2017年6月18日日曜日

船大工の町 宿根木その5

町を流れる小さな水路。しかし実は「称光川」と言う、江戸時代からこの町に生活用水を提供し続けてきた大切な川でした。地図をよく見るとこの川と町の面白い関係に気付きます。この町の路地は不規則に方向が変わり、一見無秩序に走っているように見えます。たぶんまず家が建ち、余った隙間が路地になったのだろうと思っていましたが、実はそうではありません。生活用水に近づきやすいよう正確に、川と平行に配置されていたのです。町に住むということは、建築もまた町のルールに従って造られるのだという事実を教えてくれています。

2017年5月26日金曜日

船大工の町 宿根木 その4

  薄暗い路地を抜け、町の外れ、海辺の近くでやっと視界の開ける場所を見つけました。この敷地なら、たっぷりと光を取り入れた家が出来るはずと思いきや、やはり窓はほとんど無く、外壁は相変わらず分厚い板で覆われています。
  何故でしょうか?答えは地元の方が教えてくれました。江戸時代、この町は先に触れた「西回り航路」の恩恵を受け裕福な家が多かったそうです。奉行は少しでも多く税金を取ろうと窓の大きさに比例して徴収しました。だから家の広さと高さは限界まで大きくする一方で、窓は極力小さくするようになったそうです。

# 提供項目:

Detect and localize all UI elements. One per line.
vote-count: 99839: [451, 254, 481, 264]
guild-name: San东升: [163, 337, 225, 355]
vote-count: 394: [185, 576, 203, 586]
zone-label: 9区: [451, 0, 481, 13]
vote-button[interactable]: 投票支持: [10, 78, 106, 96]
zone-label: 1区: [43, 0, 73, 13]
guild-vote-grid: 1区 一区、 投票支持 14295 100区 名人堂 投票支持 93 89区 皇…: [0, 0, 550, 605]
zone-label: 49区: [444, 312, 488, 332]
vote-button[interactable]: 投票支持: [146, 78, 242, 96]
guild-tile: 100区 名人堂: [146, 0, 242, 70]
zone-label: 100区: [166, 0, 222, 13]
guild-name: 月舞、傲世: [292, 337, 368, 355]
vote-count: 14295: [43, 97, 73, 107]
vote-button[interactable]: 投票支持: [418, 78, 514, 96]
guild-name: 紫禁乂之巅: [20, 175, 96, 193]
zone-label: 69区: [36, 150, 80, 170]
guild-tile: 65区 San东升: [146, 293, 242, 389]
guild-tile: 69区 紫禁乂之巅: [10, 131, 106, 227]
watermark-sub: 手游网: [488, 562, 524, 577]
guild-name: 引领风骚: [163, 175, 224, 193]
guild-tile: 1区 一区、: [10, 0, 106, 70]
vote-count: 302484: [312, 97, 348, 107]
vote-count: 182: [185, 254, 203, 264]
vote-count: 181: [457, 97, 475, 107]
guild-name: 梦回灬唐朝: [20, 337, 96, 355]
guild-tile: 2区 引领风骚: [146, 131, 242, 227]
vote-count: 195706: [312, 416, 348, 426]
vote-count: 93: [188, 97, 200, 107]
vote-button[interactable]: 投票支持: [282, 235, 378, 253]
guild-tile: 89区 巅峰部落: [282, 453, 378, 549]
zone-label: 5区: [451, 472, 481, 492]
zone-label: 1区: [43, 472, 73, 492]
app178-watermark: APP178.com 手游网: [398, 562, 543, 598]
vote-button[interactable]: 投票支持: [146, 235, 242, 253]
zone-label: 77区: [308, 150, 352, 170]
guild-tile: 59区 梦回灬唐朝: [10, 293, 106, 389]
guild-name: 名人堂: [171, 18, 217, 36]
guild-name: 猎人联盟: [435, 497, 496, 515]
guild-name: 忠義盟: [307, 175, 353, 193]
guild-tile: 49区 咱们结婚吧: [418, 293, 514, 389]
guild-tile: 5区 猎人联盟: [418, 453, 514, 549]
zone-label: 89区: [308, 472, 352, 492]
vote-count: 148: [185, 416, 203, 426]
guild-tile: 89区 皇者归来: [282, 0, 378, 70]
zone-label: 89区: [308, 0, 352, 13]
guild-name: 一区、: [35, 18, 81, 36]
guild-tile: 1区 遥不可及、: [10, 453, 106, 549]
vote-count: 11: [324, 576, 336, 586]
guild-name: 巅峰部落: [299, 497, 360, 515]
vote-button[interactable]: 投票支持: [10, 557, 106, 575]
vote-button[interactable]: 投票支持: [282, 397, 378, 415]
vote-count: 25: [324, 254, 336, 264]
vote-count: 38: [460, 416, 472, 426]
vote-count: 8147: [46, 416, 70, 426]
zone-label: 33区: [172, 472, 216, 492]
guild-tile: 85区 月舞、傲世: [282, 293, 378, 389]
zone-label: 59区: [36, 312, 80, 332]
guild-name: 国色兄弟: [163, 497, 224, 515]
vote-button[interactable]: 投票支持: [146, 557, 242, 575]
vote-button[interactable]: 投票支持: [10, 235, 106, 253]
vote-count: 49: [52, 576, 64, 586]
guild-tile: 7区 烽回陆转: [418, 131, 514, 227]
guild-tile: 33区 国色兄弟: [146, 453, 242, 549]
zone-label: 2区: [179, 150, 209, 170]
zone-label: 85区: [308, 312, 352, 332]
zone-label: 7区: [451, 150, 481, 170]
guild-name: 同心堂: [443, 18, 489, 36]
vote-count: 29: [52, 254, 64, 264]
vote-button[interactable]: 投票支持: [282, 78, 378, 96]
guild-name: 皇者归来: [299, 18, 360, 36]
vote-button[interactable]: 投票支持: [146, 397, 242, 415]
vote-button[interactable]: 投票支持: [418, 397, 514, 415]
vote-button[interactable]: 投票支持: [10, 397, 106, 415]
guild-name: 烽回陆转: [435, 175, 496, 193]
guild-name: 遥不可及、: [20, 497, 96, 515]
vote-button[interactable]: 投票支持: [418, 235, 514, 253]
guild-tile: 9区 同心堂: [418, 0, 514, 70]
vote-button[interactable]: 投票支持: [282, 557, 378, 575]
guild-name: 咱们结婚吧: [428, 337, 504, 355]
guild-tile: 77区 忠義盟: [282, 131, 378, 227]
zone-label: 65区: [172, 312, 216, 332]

# 作業指示:
1. 宿根木についての抜粋から、「町を流れる小さな水路。しかし」から「くするようになったそうです。」までの部分を一字も変えずに書き写してください。
2. 宿根木についての抜粋で、本文の段落ではない短い行（日付と題名）をすべて、登場する順に書き出してください。
3. 宿根木についての抜粋を、最後の文に続けて書き進めてください。

# 解答:
1.
町を流れる小さな水路。しかし実は「称光川」と言う、江戸時代からこの町に生活用水を提供し続けてきた大切な川でした。地図をよく見るとこの川と町の面白い関係に気付きます。この町の路地は不規則に方向が変わり、一見無秩序に走っているように見えます。たぶんまず家が建ち、余った隙間が路地になったのだろうと思っていましたが、実はそうではありません。生活用水に近づきやすいよう正確に、川と平行に配置されていたのです。町に住むということは、建築もまた町のルールに従って造られるのだという事実を教えてくれています。

2017年5月26日金曜日

船大工の町 宿根木 その4

  薄暗い路地を抜け、町の外れ、海辺の近くでやっと視界の開ける場所を見つけました。この敷地なら、たっぷりと光を取り入れた家が出来るはずと思いきや、やはり窓はほとんど無く、外壁は相変わらず分厚い板で覆われています。
  何故でしょうか?答えは地元の方が教えてくれました。江戸時代、この町は先に触れた「西回り航路」の恩恵を受け裕福な家が多かったそうです。奉行は少しでも多く税金を取ろうと窓の大きさに比例して徴収しました。だから家の広さと高さは限界まで大きくする一方で、窓は極力小さくするようになったそうです。

2.
2017年6月18日日曜日
船大工の町 宿根木その5
2017年5月26日金曜日
船大工の町 宿根木 その4

3.
2017年5月22日月曜日

船大工の町 宿根木 その3


鋭角に交差する道で切り取られた変な敷地。普通なら使い物にならないこの土地も、ここの住民の「建てたい!」という切望の前には何の障害にもなりません。だから三角形の敷地に沿ってこんな家が出来てしまいました。きっと使いにくいだろうなと思いつつも、この奇妙な構図は実にアーチスト好み。僕と同じようにどこかで誰かが眼をつけたに違いない・・・そうです。僕がこのスケッチのを完成させる前に、同じ構図を背景とした吉永小百合さんのテレビCM(JR東日本放映、残念ながら関西の人は見られません)があったとのこと。見覚えありますか?

2017年5月18日木曜日

船大工の町 宿根木 その2


如何に濃密に家が建っていると言っても、町はやっぱり人が住むところ。最低限のプライバシーが必要です。

狭い道に面した窓の大きさは控えめに、かつ1階も2階も 一行く人に覗かれないよう格子で覆います。江戸時代の人々は環境に対する意識が高かったと言うのは有名な話。だから当然、家の壁板は船の廃材を利用します。茶褐色の色と厚板の重厚な質感、軽快な格子窓。統一された街並みのデザインはこうして決まったのです。